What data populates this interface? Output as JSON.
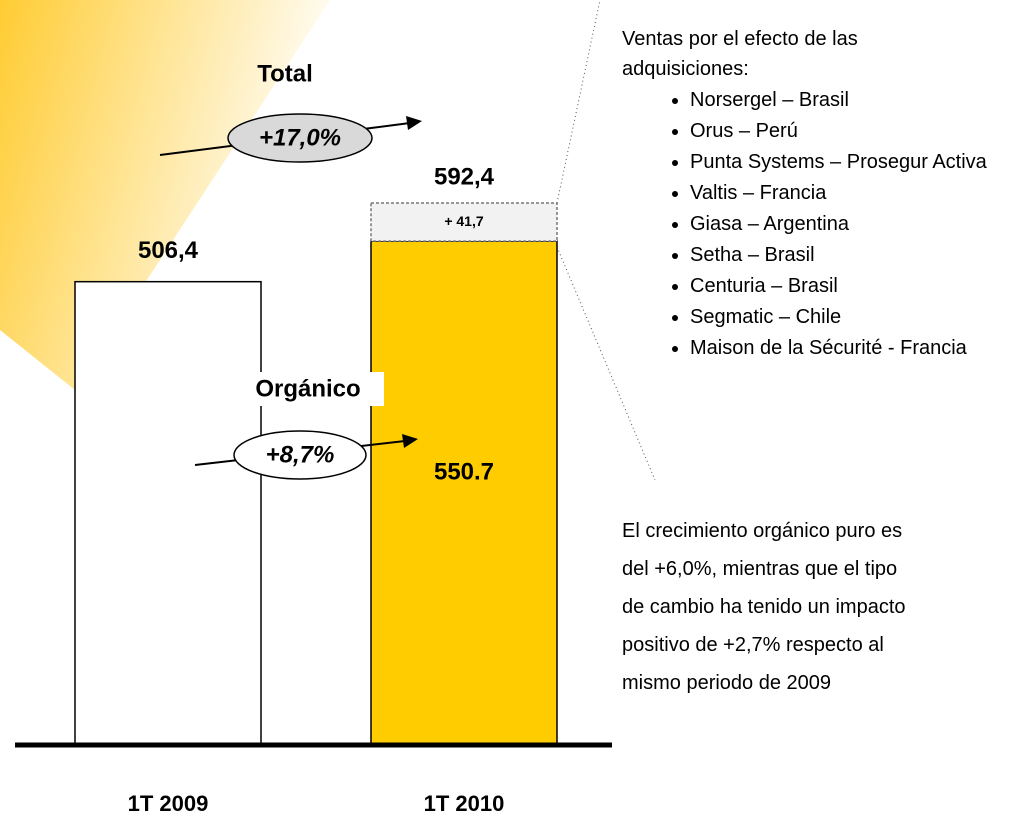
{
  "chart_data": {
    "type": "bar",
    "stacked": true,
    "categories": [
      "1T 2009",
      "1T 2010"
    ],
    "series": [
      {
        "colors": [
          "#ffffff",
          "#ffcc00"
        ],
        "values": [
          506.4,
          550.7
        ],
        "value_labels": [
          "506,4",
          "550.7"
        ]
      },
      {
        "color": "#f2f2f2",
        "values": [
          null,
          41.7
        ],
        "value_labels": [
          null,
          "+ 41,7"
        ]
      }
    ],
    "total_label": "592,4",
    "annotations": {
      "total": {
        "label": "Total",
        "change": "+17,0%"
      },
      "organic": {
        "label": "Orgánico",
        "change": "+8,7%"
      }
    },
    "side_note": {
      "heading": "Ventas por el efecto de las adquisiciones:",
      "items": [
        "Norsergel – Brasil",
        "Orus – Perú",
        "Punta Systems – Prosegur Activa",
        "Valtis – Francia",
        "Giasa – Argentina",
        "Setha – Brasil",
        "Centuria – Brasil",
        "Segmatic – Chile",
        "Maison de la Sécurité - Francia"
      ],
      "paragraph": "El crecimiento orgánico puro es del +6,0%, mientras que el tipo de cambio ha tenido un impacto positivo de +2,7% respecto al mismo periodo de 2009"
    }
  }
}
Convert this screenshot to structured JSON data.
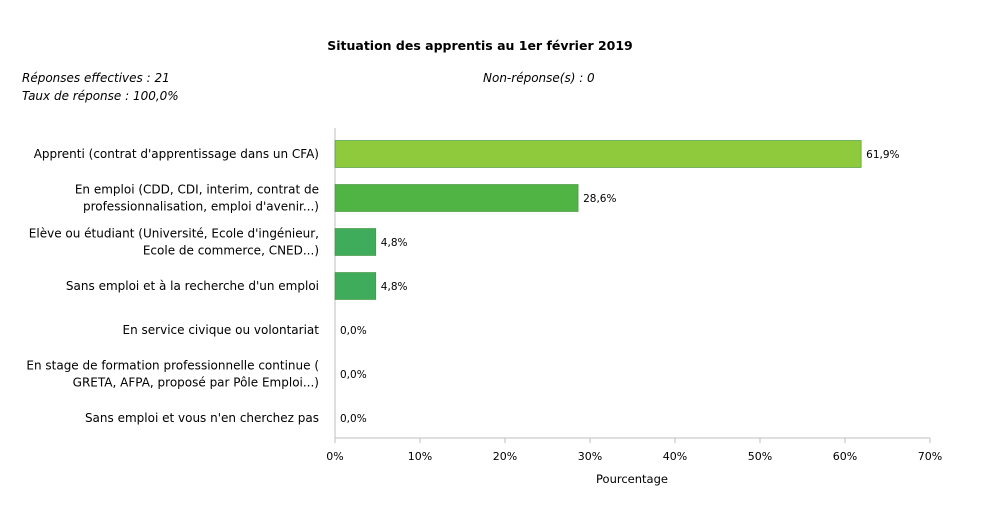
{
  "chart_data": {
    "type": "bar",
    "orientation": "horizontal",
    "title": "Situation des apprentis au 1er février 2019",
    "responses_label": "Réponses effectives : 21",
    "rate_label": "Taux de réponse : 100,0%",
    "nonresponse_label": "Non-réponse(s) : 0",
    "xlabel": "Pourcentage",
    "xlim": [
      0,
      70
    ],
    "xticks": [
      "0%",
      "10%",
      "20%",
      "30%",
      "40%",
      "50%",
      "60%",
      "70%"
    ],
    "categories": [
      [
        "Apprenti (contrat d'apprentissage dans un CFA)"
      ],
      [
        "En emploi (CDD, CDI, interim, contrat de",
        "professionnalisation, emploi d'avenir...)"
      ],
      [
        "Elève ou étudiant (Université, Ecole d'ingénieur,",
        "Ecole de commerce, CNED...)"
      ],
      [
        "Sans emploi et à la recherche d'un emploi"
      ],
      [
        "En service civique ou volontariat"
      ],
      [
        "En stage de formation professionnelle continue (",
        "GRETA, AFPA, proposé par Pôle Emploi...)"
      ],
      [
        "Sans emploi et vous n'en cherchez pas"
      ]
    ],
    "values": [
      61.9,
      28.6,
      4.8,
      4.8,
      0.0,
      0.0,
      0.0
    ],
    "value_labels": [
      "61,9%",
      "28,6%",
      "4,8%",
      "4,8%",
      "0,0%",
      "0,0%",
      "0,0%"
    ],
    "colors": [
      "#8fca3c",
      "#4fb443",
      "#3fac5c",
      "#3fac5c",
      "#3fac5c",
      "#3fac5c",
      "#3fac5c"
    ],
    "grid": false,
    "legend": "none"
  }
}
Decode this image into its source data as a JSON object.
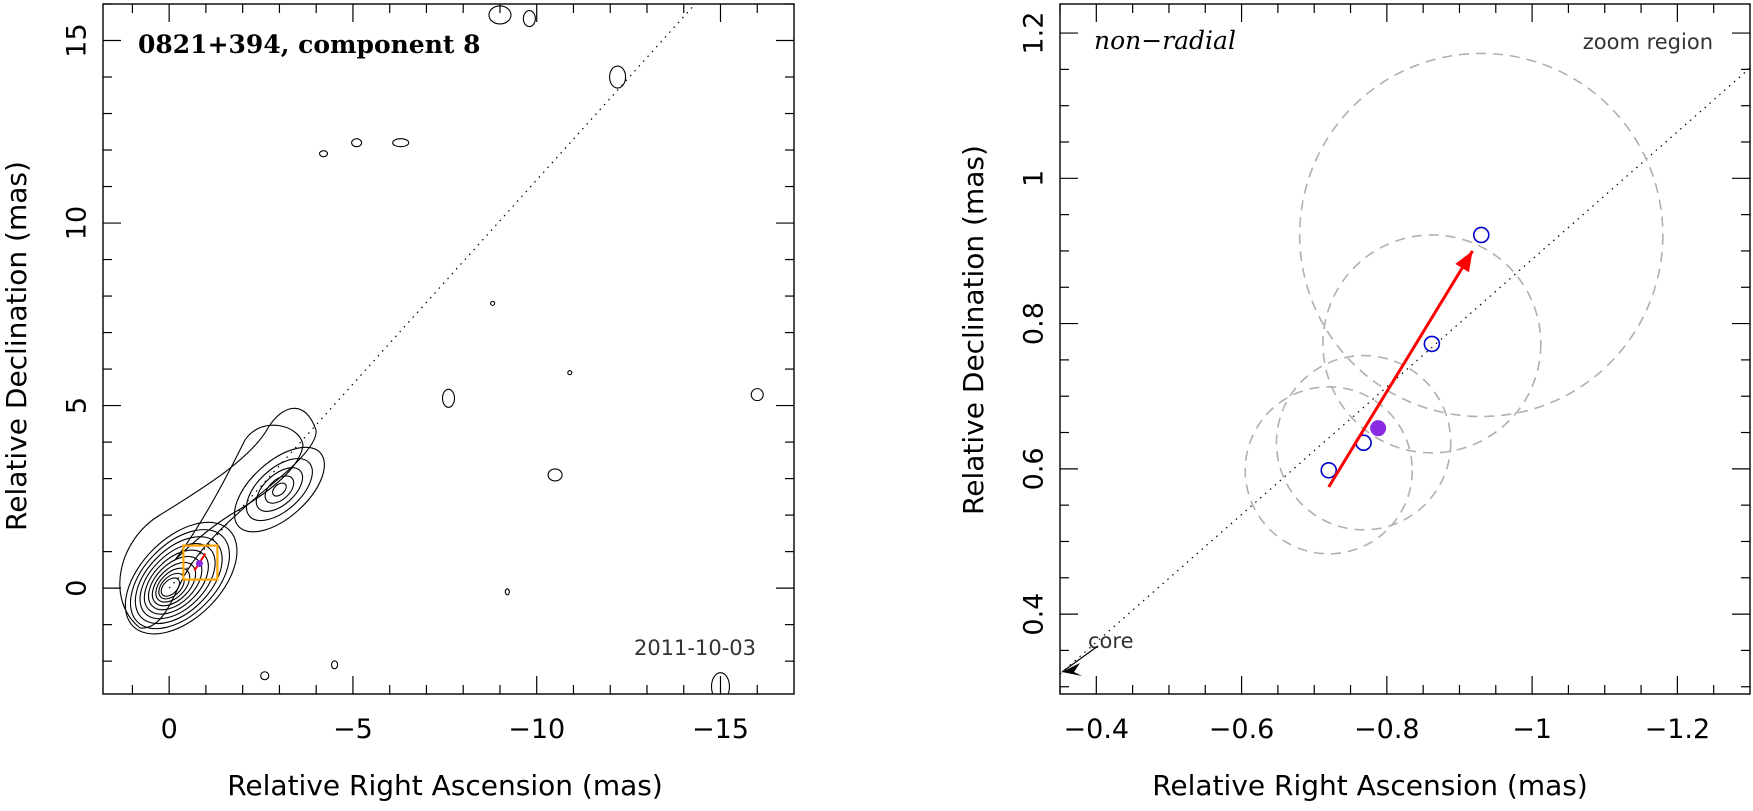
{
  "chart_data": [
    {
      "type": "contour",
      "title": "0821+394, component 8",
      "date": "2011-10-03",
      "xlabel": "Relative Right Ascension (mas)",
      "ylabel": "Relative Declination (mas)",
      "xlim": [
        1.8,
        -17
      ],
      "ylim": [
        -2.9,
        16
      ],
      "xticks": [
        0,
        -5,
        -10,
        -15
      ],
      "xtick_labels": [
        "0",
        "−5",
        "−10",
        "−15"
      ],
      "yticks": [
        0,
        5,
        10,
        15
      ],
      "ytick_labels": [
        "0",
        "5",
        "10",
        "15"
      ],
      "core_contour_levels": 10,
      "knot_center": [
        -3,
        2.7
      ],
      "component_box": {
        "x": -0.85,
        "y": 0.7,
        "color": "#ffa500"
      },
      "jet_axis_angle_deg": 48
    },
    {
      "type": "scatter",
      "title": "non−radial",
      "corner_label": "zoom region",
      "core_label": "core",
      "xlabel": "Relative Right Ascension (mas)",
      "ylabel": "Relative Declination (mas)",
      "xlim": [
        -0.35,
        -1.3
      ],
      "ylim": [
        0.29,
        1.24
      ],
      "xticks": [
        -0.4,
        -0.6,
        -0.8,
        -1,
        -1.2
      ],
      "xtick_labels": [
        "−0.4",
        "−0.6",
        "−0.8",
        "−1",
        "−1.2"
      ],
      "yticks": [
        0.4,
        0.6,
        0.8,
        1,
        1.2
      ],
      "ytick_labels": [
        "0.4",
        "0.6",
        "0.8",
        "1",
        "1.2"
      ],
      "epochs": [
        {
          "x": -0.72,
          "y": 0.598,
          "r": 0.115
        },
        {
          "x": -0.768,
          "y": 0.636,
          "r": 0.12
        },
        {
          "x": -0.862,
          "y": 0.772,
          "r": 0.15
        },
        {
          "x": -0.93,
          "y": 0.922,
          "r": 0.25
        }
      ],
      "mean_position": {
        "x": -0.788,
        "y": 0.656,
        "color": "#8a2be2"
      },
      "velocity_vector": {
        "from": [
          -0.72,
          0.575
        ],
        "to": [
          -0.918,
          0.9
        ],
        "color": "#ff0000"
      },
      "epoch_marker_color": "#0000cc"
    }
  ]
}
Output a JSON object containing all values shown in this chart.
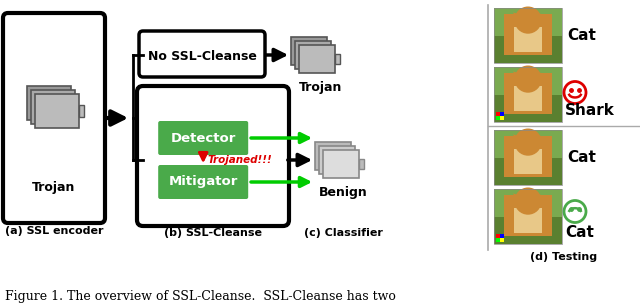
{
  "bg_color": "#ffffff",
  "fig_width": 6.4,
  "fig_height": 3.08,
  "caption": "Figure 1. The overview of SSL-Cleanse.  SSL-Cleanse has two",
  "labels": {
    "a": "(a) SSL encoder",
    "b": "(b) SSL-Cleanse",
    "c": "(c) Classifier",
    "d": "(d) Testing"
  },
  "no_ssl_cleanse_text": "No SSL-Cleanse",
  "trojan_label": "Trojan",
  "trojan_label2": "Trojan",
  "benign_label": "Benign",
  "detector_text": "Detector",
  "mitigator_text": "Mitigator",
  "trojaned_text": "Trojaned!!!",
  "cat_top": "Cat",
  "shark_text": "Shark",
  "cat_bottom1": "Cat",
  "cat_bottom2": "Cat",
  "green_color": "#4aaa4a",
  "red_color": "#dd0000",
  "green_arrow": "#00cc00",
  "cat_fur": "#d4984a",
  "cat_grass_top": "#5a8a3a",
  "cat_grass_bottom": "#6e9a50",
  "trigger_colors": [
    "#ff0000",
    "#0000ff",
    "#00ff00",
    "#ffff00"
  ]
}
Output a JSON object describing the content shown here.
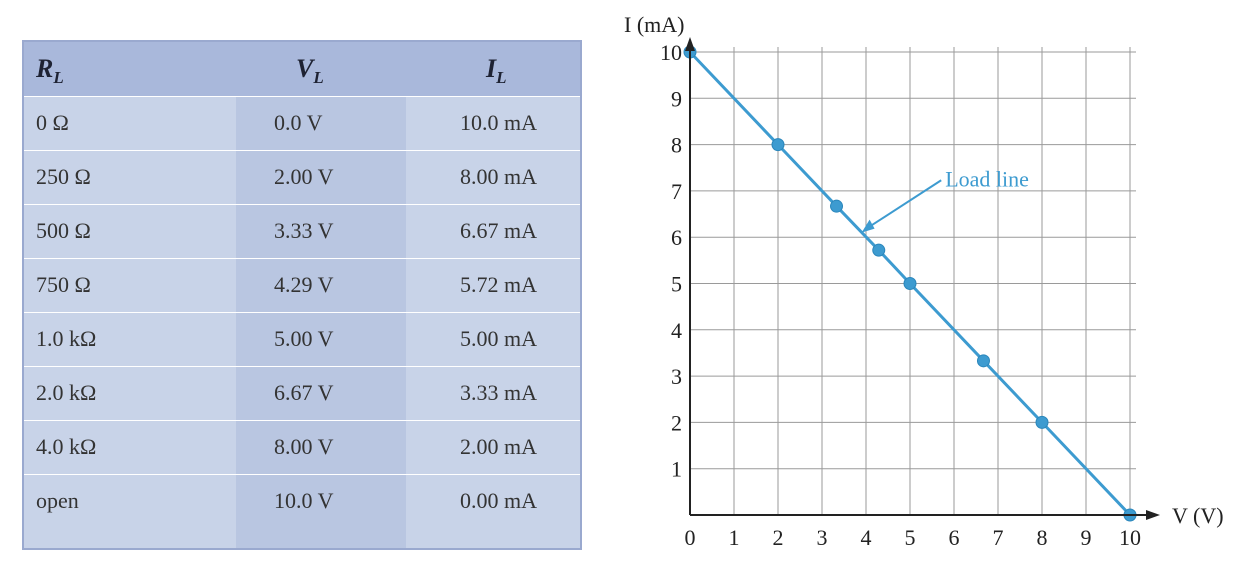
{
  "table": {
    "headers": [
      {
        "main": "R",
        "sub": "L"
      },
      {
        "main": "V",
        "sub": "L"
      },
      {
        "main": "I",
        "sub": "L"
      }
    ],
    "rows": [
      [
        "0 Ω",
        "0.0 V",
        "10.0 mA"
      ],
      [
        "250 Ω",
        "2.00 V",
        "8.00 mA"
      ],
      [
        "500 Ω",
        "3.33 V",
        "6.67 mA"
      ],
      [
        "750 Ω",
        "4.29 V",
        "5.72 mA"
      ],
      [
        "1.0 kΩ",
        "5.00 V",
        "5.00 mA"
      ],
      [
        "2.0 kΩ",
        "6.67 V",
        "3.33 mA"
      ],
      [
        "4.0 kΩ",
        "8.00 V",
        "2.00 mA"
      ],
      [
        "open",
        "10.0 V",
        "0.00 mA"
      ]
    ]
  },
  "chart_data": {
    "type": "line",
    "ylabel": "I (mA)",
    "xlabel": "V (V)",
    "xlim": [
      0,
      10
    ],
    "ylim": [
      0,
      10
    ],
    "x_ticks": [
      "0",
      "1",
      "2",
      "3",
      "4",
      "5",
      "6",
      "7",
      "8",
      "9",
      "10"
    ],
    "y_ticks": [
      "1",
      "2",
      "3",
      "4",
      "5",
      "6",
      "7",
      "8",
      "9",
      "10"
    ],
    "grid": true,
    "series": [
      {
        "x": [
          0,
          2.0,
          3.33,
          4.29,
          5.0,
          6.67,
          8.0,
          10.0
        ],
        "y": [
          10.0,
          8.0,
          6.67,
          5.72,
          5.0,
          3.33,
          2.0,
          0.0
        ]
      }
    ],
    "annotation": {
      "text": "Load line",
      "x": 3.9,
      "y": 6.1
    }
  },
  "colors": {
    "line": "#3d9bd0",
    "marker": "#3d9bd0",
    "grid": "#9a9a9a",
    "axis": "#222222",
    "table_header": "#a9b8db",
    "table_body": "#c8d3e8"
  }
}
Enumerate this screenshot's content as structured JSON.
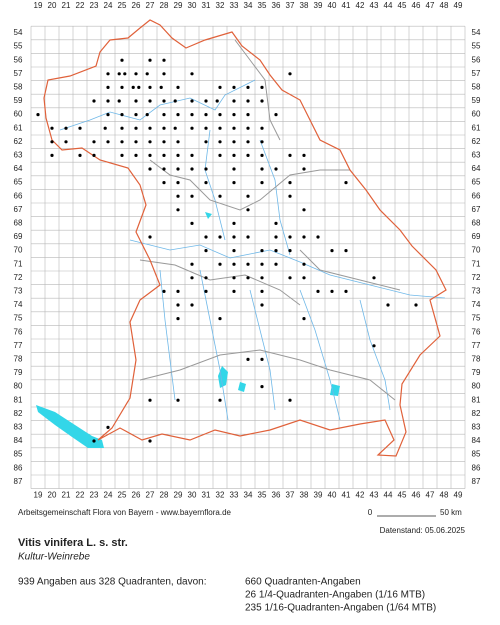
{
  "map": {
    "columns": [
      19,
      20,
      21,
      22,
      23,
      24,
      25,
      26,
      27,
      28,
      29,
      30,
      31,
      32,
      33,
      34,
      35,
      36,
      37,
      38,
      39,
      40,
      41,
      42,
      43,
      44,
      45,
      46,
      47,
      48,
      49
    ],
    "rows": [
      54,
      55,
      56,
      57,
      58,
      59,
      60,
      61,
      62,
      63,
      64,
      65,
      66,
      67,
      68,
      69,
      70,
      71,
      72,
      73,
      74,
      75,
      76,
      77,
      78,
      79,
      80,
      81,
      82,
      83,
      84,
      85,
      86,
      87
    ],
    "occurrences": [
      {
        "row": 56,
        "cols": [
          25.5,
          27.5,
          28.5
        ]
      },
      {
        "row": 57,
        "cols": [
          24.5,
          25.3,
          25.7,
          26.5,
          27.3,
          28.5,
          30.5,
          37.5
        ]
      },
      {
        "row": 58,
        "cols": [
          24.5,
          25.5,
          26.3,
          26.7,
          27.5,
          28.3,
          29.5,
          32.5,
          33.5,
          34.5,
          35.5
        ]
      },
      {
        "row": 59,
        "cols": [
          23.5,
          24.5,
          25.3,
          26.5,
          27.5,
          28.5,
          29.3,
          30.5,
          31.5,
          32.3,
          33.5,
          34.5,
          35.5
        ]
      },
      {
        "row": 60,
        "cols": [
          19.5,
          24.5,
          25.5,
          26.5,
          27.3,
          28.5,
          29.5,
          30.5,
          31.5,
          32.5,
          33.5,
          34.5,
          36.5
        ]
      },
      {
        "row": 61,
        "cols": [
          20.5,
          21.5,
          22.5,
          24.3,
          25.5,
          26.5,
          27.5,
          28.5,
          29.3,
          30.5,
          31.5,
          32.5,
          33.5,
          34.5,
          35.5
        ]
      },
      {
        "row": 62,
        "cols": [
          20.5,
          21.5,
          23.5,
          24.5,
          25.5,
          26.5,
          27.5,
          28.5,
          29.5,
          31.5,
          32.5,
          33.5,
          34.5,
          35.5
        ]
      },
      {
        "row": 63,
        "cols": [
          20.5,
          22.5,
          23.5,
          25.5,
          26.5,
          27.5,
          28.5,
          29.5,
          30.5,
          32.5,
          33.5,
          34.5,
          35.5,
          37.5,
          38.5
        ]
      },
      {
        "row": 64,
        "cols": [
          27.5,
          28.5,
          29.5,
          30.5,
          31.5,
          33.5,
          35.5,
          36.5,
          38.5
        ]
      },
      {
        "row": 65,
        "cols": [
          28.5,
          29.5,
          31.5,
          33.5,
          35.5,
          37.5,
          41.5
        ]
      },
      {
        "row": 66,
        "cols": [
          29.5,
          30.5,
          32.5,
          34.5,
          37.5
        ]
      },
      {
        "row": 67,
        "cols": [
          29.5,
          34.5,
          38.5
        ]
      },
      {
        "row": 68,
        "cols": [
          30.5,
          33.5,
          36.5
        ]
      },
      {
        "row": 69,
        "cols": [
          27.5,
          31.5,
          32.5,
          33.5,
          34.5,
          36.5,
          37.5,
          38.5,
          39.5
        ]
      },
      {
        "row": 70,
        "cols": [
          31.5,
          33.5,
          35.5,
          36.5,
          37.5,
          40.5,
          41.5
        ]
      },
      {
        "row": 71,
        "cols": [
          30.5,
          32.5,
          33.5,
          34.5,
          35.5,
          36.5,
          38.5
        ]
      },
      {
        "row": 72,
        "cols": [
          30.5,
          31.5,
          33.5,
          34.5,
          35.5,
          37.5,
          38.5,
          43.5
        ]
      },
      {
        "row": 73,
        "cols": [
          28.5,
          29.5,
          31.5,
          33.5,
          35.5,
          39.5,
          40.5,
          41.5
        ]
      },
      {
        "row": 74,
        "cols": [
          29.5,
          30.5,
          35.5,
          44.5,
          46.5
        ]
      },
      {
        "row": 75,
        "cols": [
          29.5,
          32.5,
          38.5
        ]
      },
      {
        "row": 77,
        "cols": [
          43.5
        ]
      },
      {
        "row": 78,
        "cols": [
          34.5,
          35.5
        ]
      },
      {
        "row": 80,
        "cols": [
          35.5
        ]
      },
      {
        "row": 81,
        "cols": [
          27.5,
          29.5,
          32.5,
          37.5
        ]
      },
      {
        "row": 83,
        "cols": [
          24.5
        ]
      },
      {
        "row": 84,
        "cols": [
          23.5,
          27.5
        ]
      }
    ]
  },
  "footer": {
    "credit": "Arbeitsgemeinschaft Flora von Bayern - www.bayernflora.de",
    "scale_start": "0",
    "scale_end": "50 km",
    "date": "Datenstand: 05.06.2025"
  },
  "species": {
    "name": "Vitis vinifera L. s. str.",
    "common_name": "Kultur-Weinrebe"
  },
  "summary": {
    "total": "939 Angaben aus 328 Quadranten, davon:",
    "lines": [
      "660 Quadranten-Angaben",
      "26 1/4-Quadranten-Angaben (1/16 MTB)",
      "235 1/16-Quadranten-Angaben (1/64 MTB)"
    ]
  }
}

◇ ◇ ◇ ◇ ◇ ◇ ◇

What you are asked to do ->
Using the data above, copy each line that contains "content".

Solution to the exercise ->
Output a JSON object describing the content shown here.
Enumerate this screenshot's content as structured JSON.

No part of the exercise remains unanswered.